Stored records:
·····

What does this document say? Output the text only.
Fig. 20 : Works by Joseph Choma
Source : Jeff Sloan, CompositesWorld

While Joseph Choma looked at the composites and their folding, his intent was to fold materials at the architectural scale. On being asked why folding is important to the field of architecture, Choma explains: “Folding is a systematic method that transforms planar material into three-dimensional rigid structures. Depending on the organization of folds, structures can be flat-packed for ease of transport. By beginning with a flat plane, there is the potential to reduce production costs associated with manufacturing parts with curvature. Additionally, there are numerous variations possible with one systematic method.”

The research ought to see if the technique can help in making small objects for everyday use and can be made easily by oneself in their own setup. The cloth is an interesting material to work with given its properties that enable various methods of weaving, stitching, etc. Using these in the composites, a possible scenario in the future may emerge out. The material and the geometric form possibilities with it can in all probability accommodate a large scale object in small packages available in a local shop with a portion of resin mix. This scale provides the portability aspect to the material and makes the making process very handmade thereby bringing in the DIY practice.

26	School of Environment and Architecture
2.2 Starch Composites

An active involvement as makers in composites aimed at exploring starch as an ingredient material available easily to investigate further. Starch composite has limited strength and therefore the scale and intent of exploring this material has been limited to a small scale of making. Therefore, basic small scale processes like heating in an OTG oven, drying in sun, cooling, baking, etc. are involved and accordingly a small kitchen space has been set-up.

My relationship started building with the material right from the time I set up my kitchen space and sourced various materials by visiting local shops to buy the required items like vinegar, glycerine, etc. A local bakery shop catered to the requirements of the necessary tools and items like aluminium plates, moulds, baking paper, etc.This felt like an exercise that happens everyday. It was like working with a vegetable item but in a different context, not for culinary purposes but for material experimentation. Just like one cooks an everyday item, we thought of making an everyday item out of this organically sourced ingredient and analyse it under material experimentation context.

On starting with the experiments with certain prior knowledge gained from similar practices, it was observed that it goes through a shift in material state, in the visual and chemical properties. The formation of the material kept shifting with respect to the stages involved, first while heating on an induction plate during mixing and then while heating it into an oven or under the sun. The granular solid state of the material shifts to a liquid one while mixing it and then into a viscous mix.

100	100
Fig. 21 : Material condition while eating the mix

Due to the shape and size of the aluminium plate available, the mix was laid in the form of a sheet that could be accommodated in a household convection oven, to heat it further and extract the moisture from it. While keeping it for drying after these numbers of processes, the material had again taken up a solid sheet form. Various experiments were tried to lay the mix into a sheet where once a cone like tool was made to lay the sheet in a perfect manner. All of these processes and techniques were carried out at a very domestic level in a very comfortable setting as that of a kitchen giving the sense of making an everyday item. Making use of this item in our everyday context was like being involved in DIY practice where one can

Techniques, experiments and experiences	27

·····

:: Work to complete ::
Count every line in the preceding entries where the string "available" appears, then state only the total.

:: Result ::
3